- [Directive]
Count how many lines in this material contain "profiles". The answer is that number alone.

....

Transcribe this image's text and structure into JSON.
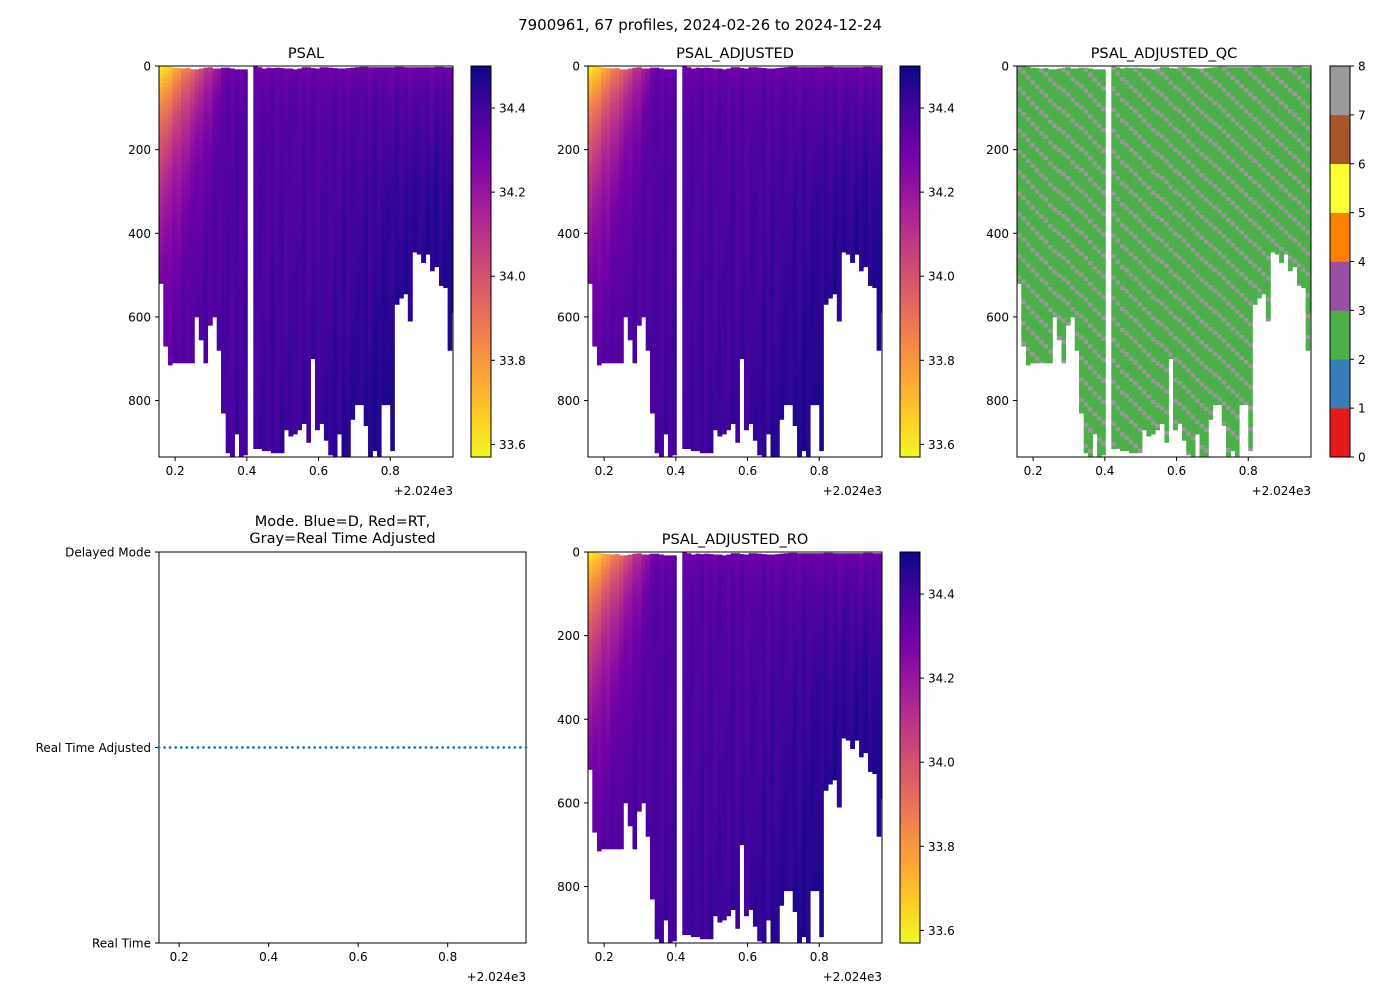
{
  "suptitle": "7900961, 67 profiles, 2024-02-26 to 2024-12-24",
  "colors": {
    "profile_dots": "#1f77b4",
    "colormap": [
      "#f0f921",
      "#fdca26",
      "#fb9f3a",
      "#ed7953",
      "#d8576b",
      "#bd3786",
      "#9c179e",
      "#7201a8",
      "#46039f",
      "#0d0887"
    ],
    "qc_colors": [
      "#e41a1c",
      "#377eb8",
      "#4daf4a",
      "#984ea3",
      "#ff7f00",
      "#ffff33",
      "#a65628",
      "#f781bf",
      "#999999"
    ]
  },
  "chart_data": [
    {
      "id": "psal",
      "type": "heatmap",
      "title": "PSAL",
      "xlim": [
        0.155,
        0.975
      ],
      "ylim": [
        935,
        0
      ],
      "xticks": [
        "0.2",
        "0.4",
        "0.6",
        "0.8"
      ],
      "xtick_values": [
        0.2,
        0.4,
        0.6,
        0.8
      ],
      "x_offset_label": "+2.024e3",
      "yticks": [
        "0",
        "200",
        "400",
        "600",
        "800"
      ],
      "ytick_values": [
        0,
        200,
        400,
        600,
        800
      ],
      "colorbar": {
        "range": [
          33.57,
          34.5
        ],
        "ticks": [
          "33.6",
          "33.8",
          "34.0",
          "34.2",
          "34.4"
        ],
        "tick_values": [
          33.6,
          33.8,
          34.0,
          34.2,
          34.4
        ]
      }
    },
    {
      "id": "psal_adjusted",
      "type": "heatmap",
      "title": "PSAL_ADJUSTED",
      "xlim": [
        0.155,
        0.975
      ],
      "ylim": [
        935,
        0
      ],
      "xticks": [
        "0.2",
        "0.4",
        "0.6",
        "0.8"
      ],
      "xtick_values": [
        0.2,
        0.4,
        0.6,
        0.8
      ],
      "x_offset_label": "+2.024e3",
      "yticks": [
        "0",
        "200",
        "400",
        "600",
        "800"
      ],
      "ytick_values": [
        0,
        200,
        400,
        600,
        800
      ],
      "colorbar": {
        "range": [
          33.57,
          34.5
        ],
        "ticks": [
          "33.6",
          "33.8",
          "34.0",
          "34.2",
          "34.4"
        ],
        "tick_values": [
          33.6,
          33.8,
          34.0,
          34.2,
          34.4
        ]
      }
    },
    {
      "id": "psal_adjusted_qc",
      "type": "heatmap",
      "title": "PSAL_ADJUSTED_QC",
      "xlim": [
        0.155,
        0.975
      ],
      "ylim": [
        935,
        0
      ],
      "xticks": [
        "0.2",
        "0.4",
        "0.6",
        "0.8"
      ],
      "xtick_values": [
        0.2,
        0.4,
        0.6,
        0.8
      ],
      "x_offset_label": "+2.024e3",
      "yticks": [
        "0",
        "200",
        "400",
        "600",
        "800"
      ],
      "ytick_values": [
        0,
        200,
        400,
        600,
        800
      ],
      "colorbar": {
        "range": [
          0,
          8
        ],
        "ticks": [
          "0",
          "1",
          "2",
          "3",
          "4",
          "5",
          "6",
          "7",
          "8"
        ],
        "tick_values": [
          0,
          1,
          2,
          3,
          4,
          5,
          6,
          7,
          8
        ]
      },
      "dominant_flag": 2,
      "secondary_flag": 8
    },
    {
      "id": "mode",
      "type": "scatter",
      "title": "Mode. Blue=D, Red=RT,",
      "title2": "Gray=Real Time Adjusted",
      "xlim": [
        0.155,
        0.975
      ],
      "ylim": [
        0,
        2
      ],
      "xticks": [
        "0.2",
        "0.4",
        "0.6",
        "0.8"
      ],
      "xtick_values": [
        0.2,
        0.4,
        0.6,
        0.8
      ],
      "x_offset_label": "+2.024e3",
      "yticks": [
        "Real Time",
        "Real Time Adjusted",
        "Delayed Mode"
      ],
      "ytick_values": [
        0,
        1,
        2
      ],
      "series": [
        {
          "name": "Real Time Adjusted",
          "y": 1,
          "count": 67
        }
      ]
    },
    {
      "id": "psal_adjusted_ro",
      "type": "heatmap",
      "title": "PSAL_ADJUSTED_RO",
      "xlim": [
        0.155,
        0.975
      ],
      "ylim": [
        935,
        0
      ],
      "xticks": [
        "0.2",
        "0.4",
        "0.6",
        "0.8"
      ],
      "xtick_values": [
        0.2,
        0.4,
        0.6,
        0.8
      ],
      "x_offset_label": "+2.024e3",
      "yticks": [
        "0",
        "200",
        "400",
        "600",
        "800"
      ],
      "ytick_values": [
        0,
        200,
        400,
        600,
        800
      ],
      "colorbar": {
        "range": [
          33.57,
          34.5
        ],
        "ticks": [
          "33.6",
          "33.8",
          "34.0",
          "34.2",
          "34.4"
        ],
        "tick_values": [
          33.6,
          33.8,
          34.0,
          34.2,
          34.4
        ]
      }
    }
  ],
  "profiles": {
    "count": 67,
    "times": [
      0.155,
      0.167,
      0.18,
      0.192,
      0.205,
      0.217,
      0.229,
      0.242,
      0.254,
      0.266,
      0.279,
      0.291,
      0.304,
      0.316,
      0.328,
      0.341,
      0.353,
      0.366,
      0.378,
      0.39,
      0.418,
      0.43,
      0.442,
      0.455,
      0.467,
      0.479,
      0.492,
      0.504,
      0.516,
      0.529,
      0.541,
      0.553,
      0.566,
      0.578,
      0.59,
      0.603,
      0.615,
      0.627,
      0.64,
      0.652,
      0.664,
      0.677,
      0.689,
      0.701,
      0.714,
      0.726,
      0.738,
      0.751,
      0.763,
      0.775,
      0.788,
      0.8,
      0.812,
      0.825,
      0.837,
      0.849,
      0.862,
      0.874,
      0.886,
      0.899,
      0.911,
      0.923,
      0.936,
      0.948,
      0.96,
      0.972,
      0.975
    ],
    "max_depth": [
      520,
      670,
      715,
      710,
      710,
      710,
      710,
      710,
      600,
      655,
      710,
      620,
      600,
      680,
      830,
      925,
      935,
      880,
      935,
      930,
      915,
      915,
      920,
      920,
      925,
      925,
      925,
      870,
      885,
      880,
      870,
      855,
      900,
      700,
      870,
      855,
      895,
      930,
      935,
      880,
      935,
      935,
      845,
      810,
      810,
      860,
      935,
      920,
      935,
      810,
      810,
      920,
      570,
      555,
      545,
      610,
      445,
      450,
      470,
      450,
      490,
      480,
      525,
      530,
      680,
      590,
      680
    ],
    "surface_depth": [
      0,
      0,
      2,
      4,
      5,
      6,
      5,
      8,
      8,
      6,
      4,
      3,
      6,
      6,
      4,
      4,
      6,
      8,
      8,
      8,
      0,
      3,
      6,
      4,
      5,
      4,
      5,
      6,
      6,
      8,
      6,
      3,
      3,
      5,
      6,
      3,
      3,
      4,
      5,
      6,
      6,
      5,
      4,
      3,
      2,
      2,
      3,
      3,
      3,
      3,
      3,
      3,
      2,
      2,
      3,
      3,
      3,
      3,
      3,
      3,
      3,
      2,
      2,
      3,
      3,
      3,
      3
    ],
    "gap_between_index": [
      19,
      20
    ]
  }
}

....

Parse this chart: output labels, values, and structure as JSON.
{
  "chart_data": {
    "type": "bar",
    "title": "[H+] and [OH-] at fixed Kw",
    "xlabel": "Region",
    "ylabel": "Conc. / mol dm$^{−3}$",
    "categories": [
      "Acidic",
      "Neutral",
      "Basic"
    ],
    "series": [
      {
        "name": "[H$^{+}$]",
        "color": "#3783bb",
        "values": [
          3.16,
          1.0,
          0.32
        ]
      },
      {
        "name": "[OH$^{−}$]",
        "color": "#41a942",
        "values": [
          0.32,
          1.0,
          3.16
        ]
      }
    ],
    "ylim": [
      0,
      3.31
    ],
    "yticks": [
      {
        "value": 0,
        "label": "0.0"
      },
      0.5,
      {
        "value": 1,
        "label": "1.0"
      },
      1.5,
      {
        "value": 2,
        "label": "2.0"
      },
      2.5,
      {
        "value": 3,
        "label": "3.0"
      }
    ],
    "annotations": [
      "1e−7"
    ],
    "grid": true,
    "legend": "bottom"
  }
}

....

- [Worked solution]
2